● Your objective
Output the data below in full, character for character.

● Extracted entries
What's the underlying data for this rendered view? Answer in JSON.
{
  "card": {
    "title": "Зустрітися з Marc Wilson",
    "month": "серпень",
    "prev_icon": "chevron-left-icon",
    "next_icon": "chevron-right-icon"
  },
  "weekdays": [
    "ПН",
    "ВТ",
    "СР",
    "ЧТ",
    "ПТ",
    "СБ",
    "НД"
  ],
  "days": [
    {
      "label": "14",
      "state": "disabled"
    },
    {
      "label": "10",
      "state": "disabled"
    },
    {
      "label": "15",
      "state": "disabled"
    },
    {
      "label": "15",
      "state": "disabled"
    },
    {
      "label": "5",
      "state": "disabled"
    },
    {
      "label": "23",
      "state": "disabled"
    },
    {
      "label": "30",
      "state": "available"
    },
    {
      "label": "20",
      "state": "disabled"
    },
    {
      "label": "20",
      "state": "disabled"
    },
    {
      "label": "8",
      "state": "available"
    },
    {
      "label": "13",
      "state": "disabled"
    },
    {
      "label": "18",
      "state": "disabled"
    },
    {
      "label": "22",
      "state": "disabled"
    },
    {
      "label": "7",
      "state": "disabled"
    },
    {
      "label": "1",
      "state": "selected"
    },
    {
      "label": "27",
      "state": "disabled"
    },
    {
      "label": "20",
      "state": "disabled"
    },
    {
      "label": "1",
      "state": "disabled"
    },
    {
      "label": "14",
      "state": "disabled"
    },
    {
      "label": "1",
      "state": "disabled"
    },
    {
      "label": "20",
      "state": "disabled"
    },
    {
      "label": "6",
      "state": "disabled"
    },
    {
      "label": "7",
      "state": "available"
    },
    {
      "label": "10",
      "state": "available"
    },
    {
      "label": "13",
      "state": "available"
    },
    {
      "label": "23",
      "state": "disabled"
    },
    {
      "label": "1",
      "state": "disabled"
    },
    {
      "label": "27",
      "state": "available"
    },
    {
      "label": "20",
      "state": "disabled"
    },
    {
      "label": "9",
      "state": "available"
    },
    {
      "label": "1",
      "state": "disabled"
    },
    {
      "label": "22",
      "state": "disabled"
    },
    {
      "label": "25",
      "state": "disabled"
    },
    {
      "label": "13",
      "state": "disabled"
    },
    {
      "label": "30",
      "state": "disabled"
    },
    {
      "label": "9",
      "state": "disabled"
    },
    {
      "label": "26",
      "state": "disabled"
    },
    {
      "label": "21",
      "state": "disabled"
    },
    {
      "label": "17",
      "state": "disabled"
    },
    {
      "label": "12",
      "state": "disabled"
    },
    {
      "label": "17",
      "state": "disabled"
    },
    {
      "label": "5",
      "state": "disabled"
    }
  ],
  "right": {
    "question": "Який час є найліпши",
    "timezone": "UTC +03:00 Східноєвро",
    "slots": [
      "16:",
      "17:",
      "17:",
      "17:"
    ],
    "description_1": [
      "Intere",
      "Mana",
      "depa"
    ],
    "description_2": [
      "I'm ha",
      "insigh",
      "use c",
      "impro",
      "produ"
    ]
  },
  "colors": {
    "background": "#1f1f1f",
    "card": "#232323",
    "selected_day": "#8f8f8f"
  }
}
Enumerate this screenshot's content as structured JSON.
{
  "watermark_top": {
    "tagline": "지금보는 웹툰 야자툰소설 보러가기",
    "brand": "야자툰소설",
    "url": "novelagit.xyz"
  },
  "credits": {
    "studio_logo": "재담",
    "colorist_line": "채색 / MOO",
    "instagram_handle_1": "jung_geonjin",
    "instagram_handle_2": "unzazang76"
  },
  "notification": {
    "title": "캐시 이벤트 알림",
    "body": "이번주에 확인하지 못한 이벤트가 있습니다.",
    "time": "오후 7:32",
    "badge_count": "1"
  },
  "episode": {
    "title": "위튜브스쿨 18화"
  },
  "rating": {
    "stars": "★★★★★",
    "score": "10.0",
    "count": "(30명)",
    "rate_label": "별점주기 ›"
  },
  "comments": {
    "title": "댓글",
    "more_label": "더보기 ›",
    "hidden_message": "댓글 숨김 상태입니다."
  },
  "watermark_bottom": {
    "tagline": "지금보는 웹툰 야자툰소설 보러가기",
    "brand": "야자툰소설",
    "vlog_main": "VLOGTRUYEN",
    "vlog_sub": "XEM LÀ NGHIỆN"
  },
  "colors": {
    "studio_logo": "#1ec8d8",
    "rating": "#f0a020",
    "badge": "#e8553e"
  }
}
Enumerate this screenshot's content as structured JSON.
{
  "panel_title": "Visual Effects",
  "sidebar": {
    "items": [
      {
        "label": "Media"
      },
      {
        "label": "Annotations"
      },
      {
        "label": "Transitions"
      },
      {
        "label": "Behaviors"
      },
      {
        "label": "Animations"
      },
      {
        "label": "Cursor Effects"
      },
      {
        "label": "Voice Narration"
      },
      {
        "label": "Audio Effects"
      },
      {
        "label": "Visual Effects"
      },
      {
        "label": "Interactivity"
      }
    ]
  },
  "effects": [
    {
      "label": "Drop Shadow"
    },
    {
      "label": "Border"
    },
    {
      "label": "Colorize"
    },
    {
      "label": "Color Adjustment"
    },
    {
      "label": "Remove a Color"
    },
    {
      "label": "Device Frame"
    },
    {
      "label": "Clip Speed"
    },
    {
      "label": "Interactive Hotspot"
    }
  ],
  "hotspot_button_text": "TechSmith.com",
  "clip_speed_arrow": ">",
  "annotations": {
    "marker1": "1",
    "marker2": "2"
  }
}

● The output
What's the underlying data for this rendered view? Answer in JSON.
{
  "card": {
    "title": "Зустрітися з Marc Wilson",
    "month": "серпень",
    "prev_icon": "chevron-left-icon",
    "next_icon": "chevron-right-icon"
  },
  "weekdays": [
    "ПН",
    "ВТ",
    "СР",
    "ЧТ",
    "ПТ",
    "СБ",
    "НД"
  ],
  "days": [
    {
      "label": "14",
      "state": "disabled"
    },
    {
      "label": "10",
      "state": "disabled"
    },
    {
      "label": "15",
      "state": "disabled"
    },
    {
      "label": "15",
      "state": "disabled"
    },
    {
      "label": "5",
      "state": "disabled"
    },
    {
      "label": "23",
      "state": "disabled"
    },
    {
      "label": "30",
      "state": "available"
    },
    {
      "label": "20",
      "state": "disabled"
    },
    {
      "label": "20",
      "state": "disabled"
    },
    {
      "label": "8",
      "state": "available"
    },
    {
      "label": "13",
      "state": "disabled"
    },
    {
      "label": "18",
      "state": "disabled"
    },
    {
      "label": "22",
      "state": "disabled"
    },
    {
      "label": "7",
      "state": "disabled"
    },
    {
      "label": "1",
      "state": "selected"
    },
    {
      "label": "27",
      "state": "disabled"
    },
    {
      "label": "20",
      "state": "disabled"
    },
    {
      "label": "1",
      "state": "disabled"
    },
    {
      "label": "14",
      "state": "disabled"
    },
    {
      "label": "1",
      "state": "disabled"
    },
    {
      "label": "20",
      "state": "disabled"
    },
    {
      "label": "6",
      "state": "disabled"
    },
    {
      "label": "7",
      "state": "available"
    },
    {
      "label": "10",
      "state": "available"
    },
    {
      "label": "13",
      "state": "available"
    },
    {
      "label": "23",
      "state": "disabled"
    },
    {
      "label": "1",
      "state": "disabled"
    },
    {
      "label": "27",
      "state": "available"
    },
    {
      "label": "20",
      "state": "disabled"
    },
    {
      "label": "9",
      "state": "available"
    },
    {
      "label": "1",
      "state": "disabled"
    },
    {
      "label": "22",
      "state": "disabled"
    },
    {
      "label": "25",
      "state": "disabled"
    },
    {
      "label": "13",
      "state": "disabled"
    },
    {
      "label": "30",
      "state": "disabled"
    },
    {
      "label": "9",
      "state": "disabled"
    },
    {
      "label": "26",
      "state": "disabled"
    },
    {
      "label": "21",
      "state": "disabled"
    },
    {
      "label": "17",
      "state": "disabled"
    },
    {
      "label": "12",
      "state": "disabled"
    },
    {
      "label": "17",
      "state": "disabled"
    },
    {
      "label": "5",
      "state": "disabled"
    }
  ],
  "right": {
    "question": "Який час є найліпши",
    "timezone": "UTC +03:00 Східноєвро",
    "slots": [
      "16:",
      "17:",
      "17:",
      "17:"
    ],
    "description_1": [
      "Intere",
      "Mana",
      "depa"
    ],
    "description_2": [
      "I'm ha",
      "insigh",
      "use c",
      "impro",
      "produ"
    ]
  },
  "colors": {
    "background": "#1f1f1f",
    "card": "#232323",
    "selected_day": "#8f8f8f"
  }
}
Enumerate this screenshot's content as structured JSON.
{
  "watermark_top": {
    "tagline": "지금보는 웹툰 야자툰소설 보러가기",
    "brand": "야자툰소설",
    "url": "novelagit.xyz"
  },
  "credits": {
    "studio_logo": "재담",
    "colorist_line": "채색 / MOO",
    "instagram_handle_1": "jung_geonjin",
    "instagram_handle_2": "unzazang76"
  },
  "notification": {
    "title": "캐시 이벤트 알림",
    "body": "이번주에 확인하지 못한 이벤트가 있습니다.",
    "time": "오후 7:32",
    "badge_count": "1"
  },
  "episode": {
    "title": "위튜브스쿨 18화"
  },
  "rating": {
    "stars": "★★★★★",
    "score": "10.0",
    "count": "(30명)",
    "rate_label": "별점주기 ›"
  },
  "comments": {
    "title": "댓글",
    "more_label": "더보기 ›",
    "hidden_message": "댓글 숨김 상태입니다."
  },
  "watermark_bottom": {
    "tagline": "지금보는 웹툰 야자툰소설 보러가기",
    "brand": "야자툰소설",
    "vlog_main": "VLOGTRUYEN",
    "vlog_sub": "XEM LÀ NGHIỆN"
  },
  "colors": {
    "studio_logo": "#1ec8d8",
    "rating": "#f0a020",
    "badge": "#e8553e"
  }
}
Enumerate this screenshot's content as structured JSON.
{
  "panel_title": "Visual Effects",
  "sidebar": {
    "items": [
      {
        "label": "Media"
      },
      {
        "label": "Annotations"
      },
      {
        "label": "Transitions"
      },
      {
        "label": "Behaviors"
      },
      {
        "label": "Animations"
      },
      {
        "label": "Cursor Effects"
      },
      {
        "label": "Voice Narration"
      },
      {
        "label": "Audio Effects"
      },
      {
        "label": "Visual Effects"
      },
      {
        "label": "Interactivity"
      }
    ]
  },
  "effects": [
    {
      "label": "Drop Shadow"
    },
    {
      "label": "Border"
    },
    {
      "label": "Colorize"
    },
    {
      "label": "Color Adjustment"
    },
    {
      "label": "Remove a Color"
    },
    {
      "label": "Device Frame"
    },
    {
      "label": "Clip Speed"
    },
    {
      "label": "Interactive Hotspot"
    }
  ],
  "hotspot_button_text": "TechSmith.com",
  "clip_speed_arrow": ">",
  "annotations": {
    "marker1": "1",
    "marker2": "2"
  }
}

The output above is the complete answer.